§ **Task objective**
Copy out the listing that follows, exactly, without its pictures.

§ **Data for the task**
-- BEGIN --
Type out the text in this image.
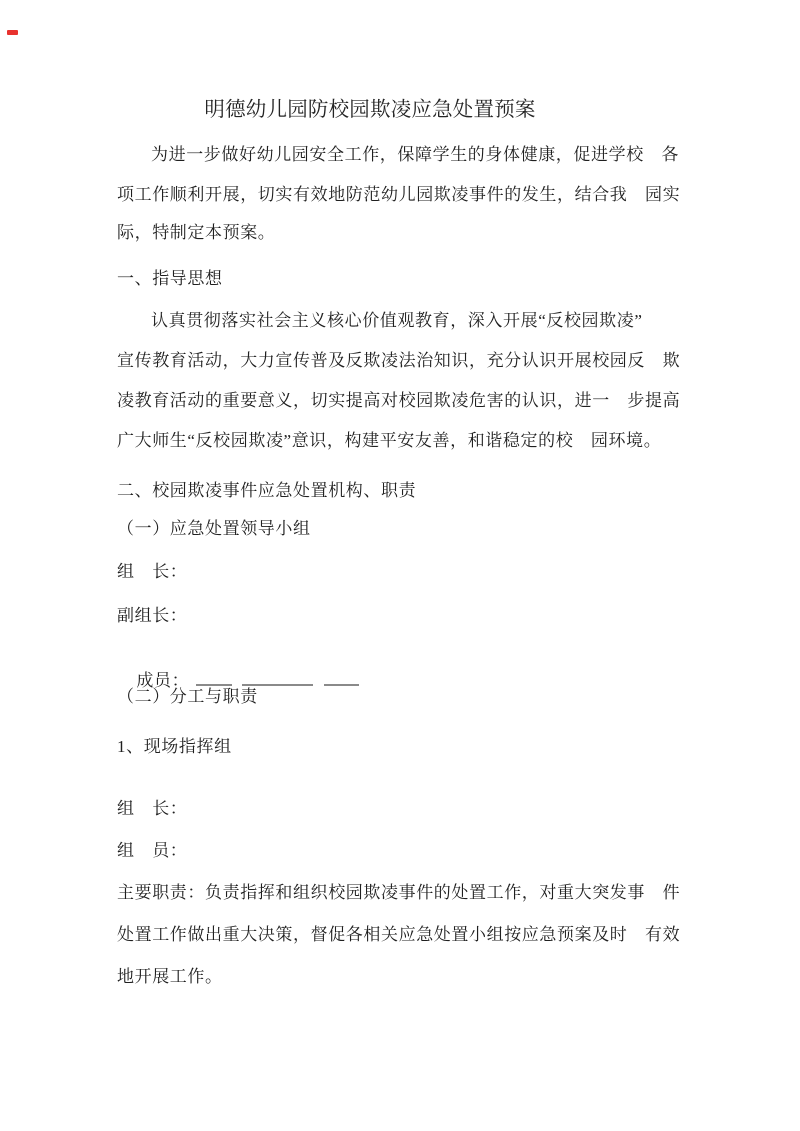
明德幼儿园防校园欺凌应急处置预案
为进一步做好幼儿园安全工作，保障学生的身体健康，促进学校　各
项工作顺利开展，切实有效地防范幼儿园欺凌事件的发生，结合我　园实
际，特制定本预案。
一、指导思想
认真贯彻落实社会主义核心价值观教育，深入开展“反校园欺凌”
宣传教育活动，大力宣传普及反欺凌法治知识，充分认识开展校园反　欺
凌教育活动的重要意义，切实提高对校园欺凌危害的认识，进一　步提高
广大师生“反校园欺凌”意识，构建平安友善，和谐稳定的校　园环境。
二、校园欺凌事件应急处置机构、职责
（一）应急处置领导小组
组　长：
副组长：

成员：

（二）分工与职责
1、现场指挥组
组　长：
组　员：
主要职责：负责指挥和组织校园欺凌事件的处置工作，对重大突发事　件
处置工作做出重大决策，督促各相关应急处置小组按应急预案及时　有效
地开展工作。
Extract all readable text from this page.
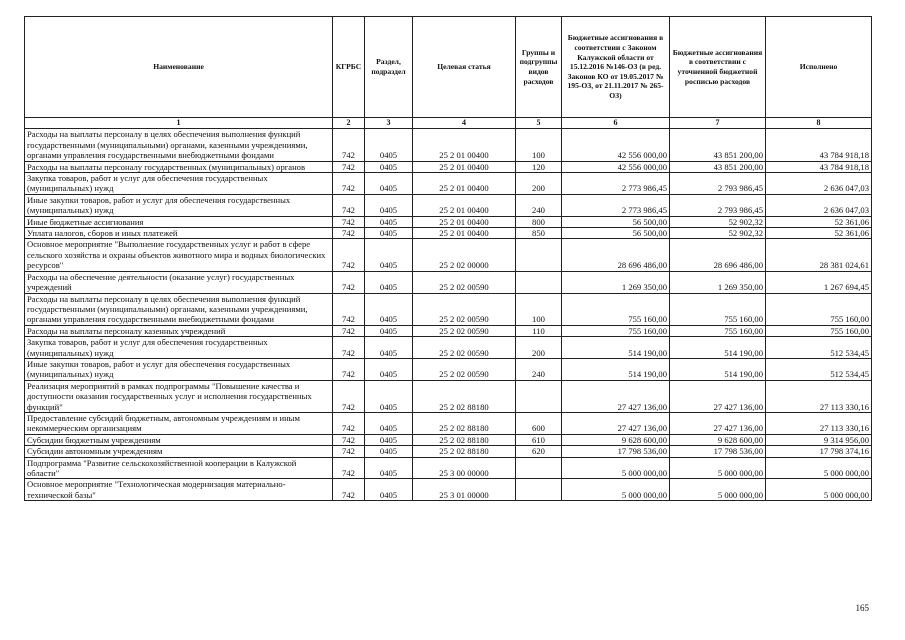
Наименование	КГРБС	Раздел, подраздел	Целевая статья	Группы и подгруппы видов расходов	Бюджетные ассигнования в соответствии с Законом Калужской области от 15.12.2016 №146-ОЗ (в ред. Законов КО от 19.05.2017 № 195-ОЗ, от 21.11.2017 № 265-ОЗ)	Бюджетные ассигнования в соответствии с уточненной бюджетной росписью расходов	Исполнено
1	2	3	4	5	6	7	8
Расходы на выплаты персоналу в целях обеспечения выполнения функций государственными (муниципальными) органами, казенными учреждениями, органами управления государственными внебюджетными фондами	742	0405	25 2 01 00400	100	42 556 000,00	43 851 200,00	43 784 918,18
Расходы на выплаты персоналу государственных (муниципальных) органов	742	0405	25 2 01 00400	120	42 556 000,00	43 851 200,00	43 784 918,18
Закупка товаров, работ и услуг для обеспечения государственных (муниципальных) нужд	742	0405	25 2 01 00400	200	2 773 986,45	2 793 986,45	2 636 047,03
Иные закупки товаров, работ и услуг для обеспечения государственных (муниципальных) нужд	742	0405	25 2 01 00400	240	2 773 986,45	2 793 986,45	2 636 047,03
Иные бюджетные ассигнования	742	0405	25 2 01 00400	800	56 500,00	52 902,32	52 361,06
Уплата налогов, сборов и иных платежей	742	0405	25 2 01 00400	850	56 500,00	52 902,32	52 361,06
Основное мероприятие "Выполнение государственных услуг и работ в сфере сельского хозяйства и охраны объектов животного мира и водных биологических ресурсов"	742	0405	25 2 02 00000		28 696 486,00	28 696 486,00	28 381 024,61
Расходы на обеспечение деятельности (оказание услуг) государственных учреждений	742	0405	25 2 02 00590		1 269 350,00	1 269 350,00	1 267 694,45
Расходы на выплаты персоналу в целях обеспечения выполнения функций государственными (муниципальными) органами, казенными учреждениями, органами управления государственными внебюджетными фондами	742	0405	25 2 02 00590	100	755 160,00	755 160,00	755 160,00
Расходы на выплаты персоналу казенных учреждений	742	0405	25 2 02 00590	110	755 160,00	755 160,00	755 160,00
Закупка товаров, работ и услуг для обеспечения государственных (муниципальных) нужд	742	0405	25 2 02 00590	200	514 190,00	514 190,00	512 534,45
Иные закупки товаров, работ и услуг для обеспечения государственных (муниципальных) нужд	742	0405	25 2 02 00590	240	514 190,00	514 190,00	512 534,45
Реализация мероприятий в рамках подпрограммы "Повышение качества и доступности оказания государственных услуг и исполнения государственных функций"	742	0405	25 2 02 88180		27 427 136,00	27 427 136,00	27 113 330,16
Предоставление субсидий бюджетным, автономным учреждениям и иным некоммерческим организациям	742	0405	25 2 02 88180	600	27 427 136,00	27 427 136,00	27 113 330,16
Субсидии бюджетным учреждениям	742	0405	25 2 02 88180	610	9 628 600,00	9 628 600,00	9 314 956,00
Субсидии автономным учреждениям	742	0405	25 2 02 88180	620	17 798 536,00	17 798 536,00	17 798 374,16
Подпрограмма "Развитие сельскохозяйственной кооперации в Калужской области"	742	0405	25 3 00 00000		5 000 000,00	5 000 000,00	5 000 000,00
Основное мероприятие "Технологическая модернизация материально-технической базы"	742	0405	25 3 01 00000		5 000 000,00	5 000 000,00	5 000 000,00
165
-- END --
§ **The answer**
Type out the text in this image.
明德幼儿园防校园欺凌应急处置预案
为进一步做好幼儿园安全工作，保障学生的身体健康，促进学校　各
项工作顺利开展，切实有效地防范幼儿园欺凌事件的发生，结合我　园实
际，特制定本预案。
一、指导思想
认真贯彻落实社会主义核心价值观教育，深入开展“反校园欺凌”
宣传教育活动，大力宣传普及反欺凌法治知识，充分认识开展校园反　欺
凌教育活动的重要意义，切实提高对校园欺凌危害的认识，进一　步提高
广大师生“反校园欺凌”意识，构建平安友善，和谐稳定的校　园环境。
二、校园欺凌事件应急处置机构、职责
（一）应急处置领导小组
组　长：
副组长：

成员：

（二）分工与职责
1、现场指挥组
组　长：
组　员：
主要职责：负责指挥和组织校园欺凌事件的处置工作，对重大突发事　件
处置工作做出重大决策，督促各相关应急处置小组按应急预案及时　有效
地开展工作。
Extract all readable text from this page.
Наименование	КГРБС	Раздел, подраздел	Целевая статья	Группы и подгруппы видов расходов	Бюджетные ассигнования в соответствии с Законом Калужской области от 15.12.2016 №146-ОЗ (в ред. Законов КО от 19.05.2017 № 195-ОЗ, от 21.11.2017 № 265-ОЗ)	Бюджетные ассигнования в соответствии с уточненной бюджетной росписью расходов	Исполнено
1	2	3	4	5	6	7	8
Расходы на выплаты персоналу в целях обеспечения выполнения функций государственными (муниципальными) органами, казенными учреждениями, органами управления государственными внебюджетными фондами	742	0405	25 2 01 00400	100	42 556 000,00	43 851 200,00	43 784 918,18
Расходы на выплаты персоналу государственных (муниципальных) органов	742	0405	25 2 01 00400	120	42 556 000,00	43 851 200,00	43 784 918,18
Закупка товаров, работ и услуг для обеспечения государственных (муниципальных) нужд	742	0405	25 2 01 00400	200	2 773 986,45	2 793 986,45	2 636 047,03
Иные закупки товаров, работ и услуг для обеспечения государственных (муниципальных) нужд	742	0405	25 2 01 00400	240	2 773 986,45	2 793 986,45	2 636 047,03
Иные бюджетные ассигнования	742	0405	25 2 01 00400	800	56 500,00	52 902,32	52 361,06
Уплата налогов, сборов и иных платежей	742	0405	25 2 01 00400	850	56 500,00	52 902,32	52 361,06
Основное мероприятие "Выполнение государственных услуг и работ в сфере сельского хозяйства и охраны объектов животного мира и водных биологических ресурсов"	742	0405	25 2 02 00000		28 696 486,00	28 696 486,00	28 381 024,61
Расходы на обеспечение деятельности (оказание услуг) государственных учреждений	742	0405	25 2 02 00590		1 269 350,00	1 269 350,00	1 267 694,45
Расходы на выплаты персоналу в целях обеспечения выполнения функций государственными (муниципальными) органами, казенными учреждениями, органами управления государственными внебюджетными фондами	742	0405	25 2 02 00590	100	755 160,00	755 160,00	755 160,00
Расходы на выплаты персоналу казенных учреждений	742	0405	25 2 02 00590	110	755 160,00	755 160,00	755 160,00
Закупка товаров, работ и услуг для обеспечения государственных (муниципальных) нужд	742	0405	25 2 02 00590	200	514 190,00	514 190,00	512 534,45
Иные закупки товаров, работ и услуг для обеспечения государственных (муниципальных) нужд	742	0405	25 2 02 00590	240	514 190,00	514 190,00	512 534,45
Реализация мероприятий в рамках подпрограммы "Повышение качества и доступности оказания государственных услуг и исполнения государственных функций"	742	0405	25 2 02 88180		27 427 136,00	27 427 136,00	27 113 330,16
Предоставление субсидий бюджетным, автономным учреждениям и иным некоммерческим организациям	742	0405	25 2 02 88180	600	27 427 136,00	27 427 136,00	27 113 330,16
Субсидии бюджетным учреждениям	742	0405	25 2 02 88180	610	9 628 600,00	9 628 600,00	9 314 956,00
Субсидии автономным учреждениям	742	0405	25 2 02 88180	620	17 798 536,00	17 798 536,00	17 798 374,16
Подпрограмма "Развитие сельскохозяйственной кооперации в Калужской области"	742	0405	25 3 00 00000		5 000 000,00	5 000 000,00	5 000 000,00
Основное мероприятие "Технологическая модернизация материально-технической базы"	742	0405	25 3 01 00000		5 000 000,00	5 000 000,00	5 000 000,00
165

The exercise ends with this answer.